▸ **What to do**
Present each line of the entries below that holds the word "Jakarta".

[Collected data entries]

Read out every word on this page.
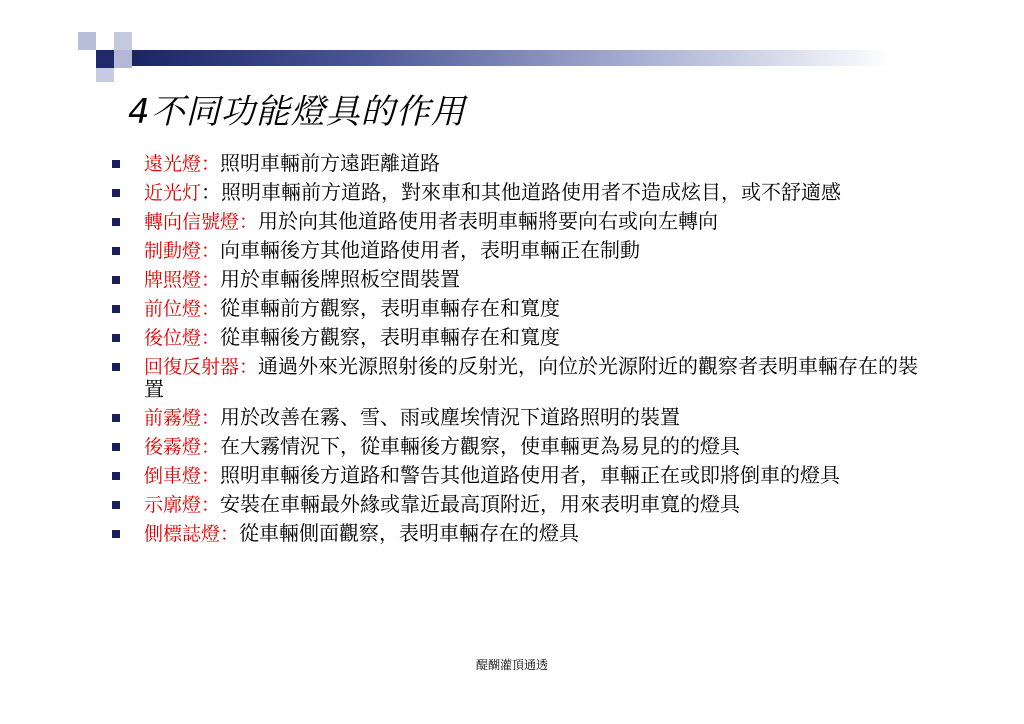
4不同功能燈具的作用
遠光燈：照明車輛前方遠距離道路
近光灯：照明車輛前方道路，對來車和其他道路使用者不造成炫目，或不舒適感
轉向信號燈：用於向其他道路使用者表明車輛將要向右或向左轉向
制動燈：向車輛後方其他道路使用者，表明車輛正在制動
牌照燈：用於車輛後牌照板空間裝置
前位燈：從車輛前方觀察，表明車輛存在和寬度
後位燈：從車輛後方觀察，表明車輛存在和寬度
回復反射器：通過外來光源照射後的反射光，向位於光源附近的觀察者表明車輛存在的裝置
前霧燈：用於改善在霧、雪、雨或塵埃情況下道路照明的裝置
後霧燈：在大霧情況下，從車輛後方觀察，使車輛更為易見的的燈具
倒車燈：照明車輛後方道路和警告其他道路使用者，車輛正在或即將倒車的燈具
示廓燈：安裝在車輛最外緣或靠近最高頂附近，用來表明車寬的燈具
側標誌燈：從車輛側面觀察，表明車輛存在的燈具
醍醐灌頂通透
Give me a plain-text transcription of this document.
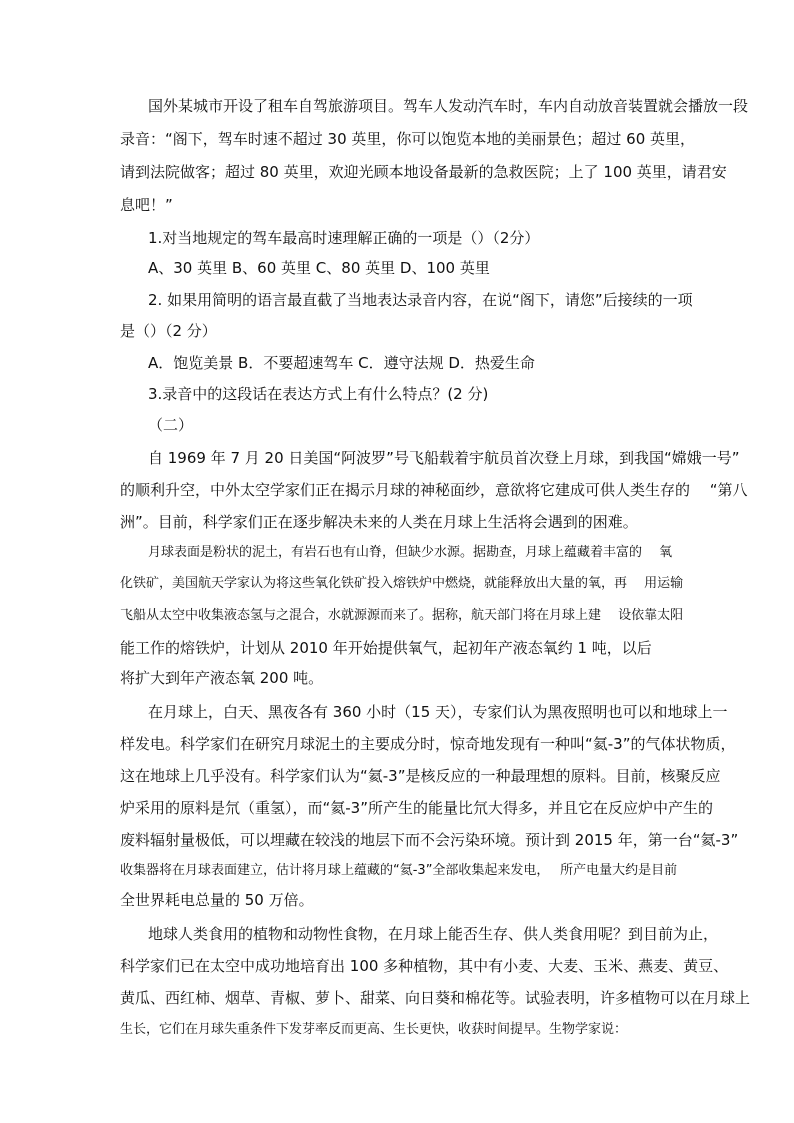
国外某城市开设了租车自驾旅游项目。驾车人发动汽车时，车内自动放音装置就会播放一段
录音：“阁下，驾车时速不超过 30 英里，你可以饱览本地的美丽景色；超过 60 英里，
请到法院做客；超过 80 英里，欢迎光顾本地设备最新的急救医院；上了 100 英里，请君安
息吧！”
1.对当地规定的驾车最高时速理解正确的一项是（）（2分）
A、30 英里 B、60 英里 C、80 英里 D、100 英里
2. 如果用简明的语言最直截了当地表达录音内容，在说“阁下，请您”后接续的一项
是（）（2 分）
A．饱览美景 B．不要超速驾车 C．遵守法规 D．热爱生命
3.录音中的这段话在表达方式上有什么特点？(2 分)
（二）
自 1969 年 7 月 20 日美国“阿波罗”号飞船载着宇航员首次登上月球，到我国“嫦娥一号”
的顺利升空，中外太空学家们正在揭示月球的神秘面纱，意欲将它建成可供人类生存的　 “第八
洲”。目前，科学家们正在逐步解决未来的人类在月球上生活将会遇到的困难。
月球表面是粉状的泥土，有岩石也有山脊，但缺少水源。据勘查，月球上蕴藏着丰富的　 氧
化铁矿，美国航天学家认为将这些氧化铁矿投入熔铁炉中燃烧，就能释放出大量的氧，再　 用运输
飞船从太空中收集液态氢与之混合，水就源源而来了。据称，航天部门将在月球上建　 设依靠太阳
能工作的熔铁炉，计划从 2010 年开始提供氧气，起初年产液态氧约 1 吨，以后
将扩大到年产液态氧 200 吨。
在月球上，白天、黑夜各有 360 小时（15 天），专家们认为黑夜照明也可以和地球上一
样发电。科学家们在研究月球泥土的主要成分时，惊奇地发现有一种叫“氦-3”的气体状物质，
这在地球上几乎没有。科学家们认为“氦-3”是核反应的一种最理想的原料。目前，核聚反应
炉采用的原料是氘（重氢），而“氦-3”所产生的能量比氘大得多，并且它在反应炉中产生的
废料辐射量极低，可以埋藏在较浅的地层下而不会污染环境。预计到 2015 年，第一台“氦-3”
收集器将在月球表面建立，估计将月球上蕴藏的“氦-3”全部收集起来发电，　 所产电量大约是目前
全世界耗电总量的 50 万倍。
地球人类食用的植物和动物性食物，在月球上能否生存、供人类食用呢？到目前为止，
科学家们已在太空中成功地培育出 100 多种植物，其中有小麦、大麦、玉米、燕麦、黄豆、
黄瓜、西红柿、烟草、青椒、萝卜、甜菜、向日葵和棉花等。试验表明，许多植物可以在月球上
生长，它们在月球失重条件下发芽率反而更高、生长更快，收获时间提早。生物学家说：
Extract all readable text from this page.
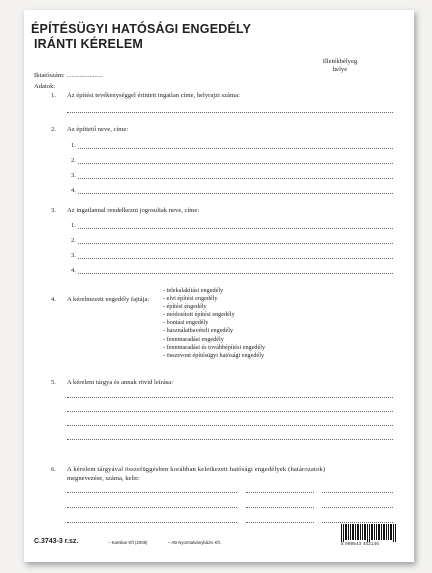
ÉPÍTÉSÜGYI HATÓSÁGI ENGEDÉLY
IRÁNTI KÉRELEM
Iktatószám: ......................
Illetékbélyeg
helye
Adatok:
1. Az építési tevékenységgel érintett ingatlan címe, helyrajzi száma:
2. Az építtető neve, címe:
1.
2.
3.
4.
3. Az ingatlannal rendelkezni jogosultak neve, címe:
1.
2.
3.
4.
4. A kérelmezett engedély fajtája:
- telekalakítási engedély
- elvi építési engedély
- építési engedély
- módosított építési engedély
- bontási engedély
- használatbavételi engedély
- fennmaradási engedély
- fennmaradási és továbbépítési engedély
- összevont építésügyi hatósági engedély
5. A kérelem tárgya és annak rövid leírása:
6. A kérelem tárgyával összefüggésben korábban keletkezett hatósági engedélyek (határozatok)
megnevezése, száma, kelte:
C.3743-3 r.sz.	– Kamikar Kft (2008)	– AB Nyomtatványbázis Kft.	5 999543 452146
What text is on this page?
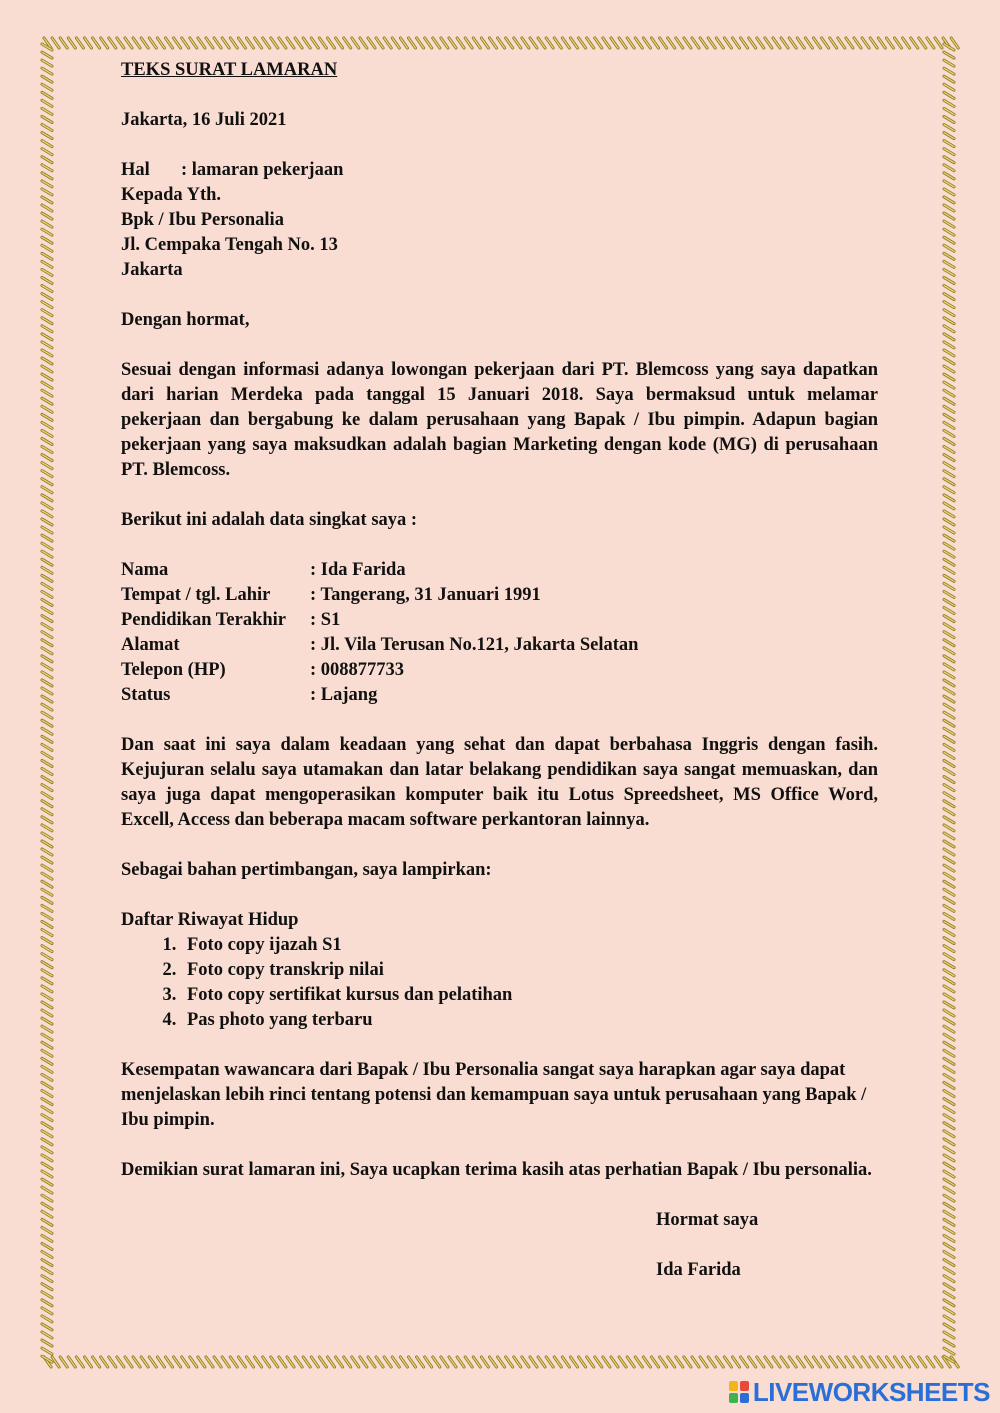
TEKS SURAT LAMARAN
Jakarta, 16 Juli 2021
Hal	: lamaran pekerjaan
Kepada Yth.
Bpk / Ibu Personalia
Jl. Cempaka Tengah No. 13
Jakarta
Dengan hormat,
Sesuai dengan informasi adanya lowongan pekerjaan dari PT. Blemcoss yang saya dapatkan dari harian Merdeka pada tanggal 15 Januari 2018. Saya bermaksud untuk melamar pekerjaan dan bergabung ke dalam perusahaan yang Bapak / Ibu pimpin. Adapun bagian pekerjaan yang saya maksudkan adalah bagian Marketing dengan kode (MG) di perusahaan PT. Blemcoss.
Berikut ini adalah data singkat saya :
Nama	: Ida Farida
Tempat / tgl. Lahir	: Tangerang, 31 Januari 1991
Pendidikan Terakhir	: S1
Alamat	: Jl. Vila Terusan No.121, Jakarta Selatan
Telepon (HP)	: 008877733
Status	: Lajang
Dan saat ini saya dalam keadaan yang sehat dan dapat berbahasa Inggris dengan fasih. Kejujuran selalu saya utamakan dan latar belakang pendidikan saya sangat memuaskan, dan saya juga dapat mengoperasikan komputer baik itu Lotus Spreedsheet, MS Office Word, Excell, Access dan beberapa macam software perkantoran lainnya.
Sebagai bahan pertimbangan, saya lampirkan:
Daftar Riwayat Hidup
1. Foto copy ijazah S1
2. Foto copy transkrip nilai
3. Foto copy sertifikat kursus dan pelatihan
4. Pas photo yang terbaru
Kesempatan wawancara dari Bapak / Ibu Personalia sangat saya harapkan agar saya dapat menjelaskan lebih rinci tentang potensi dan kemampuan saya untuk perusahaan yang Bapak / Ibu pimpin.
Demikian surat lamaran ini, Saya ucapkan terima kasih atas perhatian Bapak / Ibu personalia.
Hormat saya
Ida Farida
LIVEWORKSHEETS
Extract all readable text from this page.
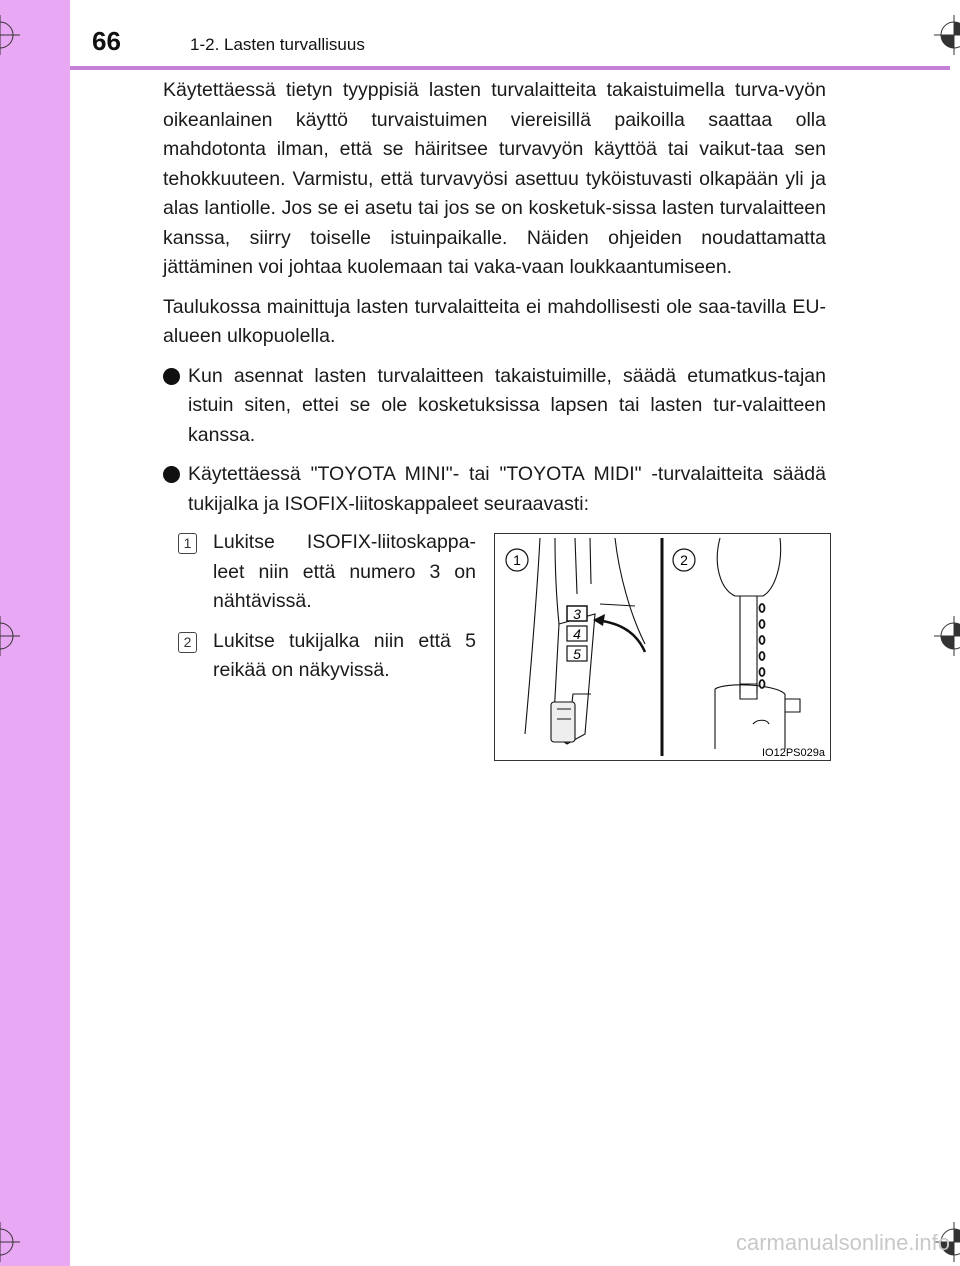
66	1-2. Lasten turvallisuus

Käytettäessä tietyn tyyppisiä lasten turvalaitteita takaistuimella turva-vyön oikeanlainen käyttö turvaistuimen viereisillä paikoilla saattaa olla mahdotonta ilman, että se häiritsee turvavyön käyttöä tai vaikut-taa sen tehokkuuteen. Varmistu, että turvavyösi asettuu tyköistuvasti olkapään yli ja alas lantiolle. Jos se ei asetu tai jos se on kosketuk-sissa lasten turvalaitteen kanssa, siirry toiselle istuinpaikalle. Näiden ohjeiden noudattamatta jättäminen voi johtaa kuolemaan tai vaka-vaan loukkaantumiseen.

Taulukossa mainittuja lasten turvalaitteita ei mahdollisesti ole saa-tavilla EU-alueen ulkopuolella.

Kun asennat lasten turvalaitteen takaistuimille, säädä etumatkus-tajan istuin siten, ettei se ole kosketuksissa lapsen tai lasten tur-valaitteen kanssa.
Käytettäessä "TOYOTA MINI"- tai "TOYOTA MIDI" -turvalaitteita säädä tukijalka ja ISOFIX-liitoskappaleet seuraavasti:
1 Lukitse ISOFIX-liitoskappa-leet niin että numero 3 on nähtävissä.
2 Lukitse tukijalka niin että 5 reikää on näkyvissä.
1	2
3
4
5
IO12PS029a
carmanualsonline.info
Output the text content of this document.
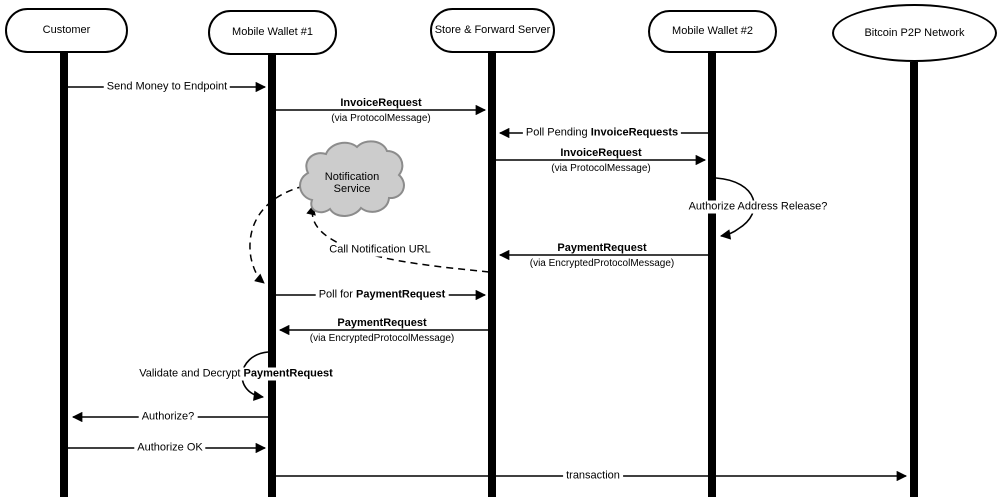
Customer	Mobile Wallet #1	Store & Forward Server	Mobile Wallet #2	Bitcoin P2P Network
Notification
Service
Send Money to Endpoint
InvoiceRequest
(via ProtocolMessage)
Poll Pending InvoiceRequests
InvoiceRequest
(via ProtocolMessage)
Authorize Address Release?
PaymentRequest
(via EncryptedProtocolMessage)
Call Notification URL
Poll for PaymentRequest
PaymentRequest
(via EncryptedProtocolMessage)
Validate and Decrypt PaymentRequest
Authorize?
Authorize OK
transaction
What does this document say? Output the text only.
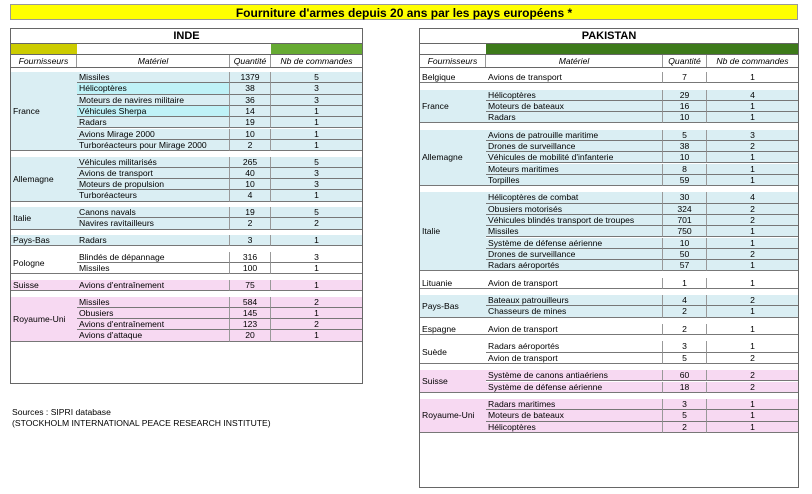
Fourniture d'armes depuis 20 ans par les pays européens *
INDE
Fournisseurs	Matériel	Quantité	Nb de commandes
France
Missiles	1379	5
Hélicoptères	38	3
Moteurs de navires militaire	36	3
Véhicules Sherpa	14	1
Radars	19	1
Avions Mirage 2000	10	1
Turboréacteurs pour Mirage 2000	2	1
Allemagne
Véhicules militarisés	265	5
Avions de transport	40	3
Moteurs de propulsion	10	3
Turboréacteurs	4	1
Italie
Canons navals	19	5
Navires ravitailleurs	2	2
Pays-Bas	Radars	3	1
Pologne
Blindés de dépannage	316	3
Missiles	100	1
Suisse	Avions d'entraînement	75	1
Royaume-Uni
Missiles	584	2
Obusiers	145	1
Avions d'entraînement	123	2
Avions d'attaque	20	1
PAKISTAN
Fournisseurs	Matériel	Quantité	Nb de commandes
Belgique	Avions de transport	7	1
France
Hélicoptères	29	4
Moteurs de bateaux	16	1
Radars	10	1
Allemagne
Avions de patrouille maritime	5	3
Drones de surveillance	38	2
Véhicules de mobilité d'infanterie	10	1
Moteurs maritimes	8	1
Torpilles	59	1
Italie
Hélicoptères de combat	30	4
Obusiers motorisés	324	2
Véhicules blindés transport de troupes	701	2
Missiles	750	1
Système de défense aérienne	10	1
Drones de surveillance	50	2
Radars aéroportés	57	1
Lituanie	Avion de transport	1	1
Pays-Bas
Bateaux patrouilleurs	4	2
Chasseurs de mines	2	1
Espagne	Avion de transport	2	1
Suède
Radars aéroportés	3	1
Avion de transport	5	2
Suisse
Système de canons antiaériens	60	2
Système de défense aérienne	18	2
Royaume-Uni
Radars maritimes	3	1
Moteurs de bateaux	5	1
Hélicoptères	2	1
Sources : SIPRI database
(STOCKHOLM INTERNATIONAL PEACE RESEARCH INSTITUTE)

▸ **Result**
Jakarta, 16 Juli 2021
Jakarta
Alamat	: Jl. Vila Terusan No.121, Jakarta Selatan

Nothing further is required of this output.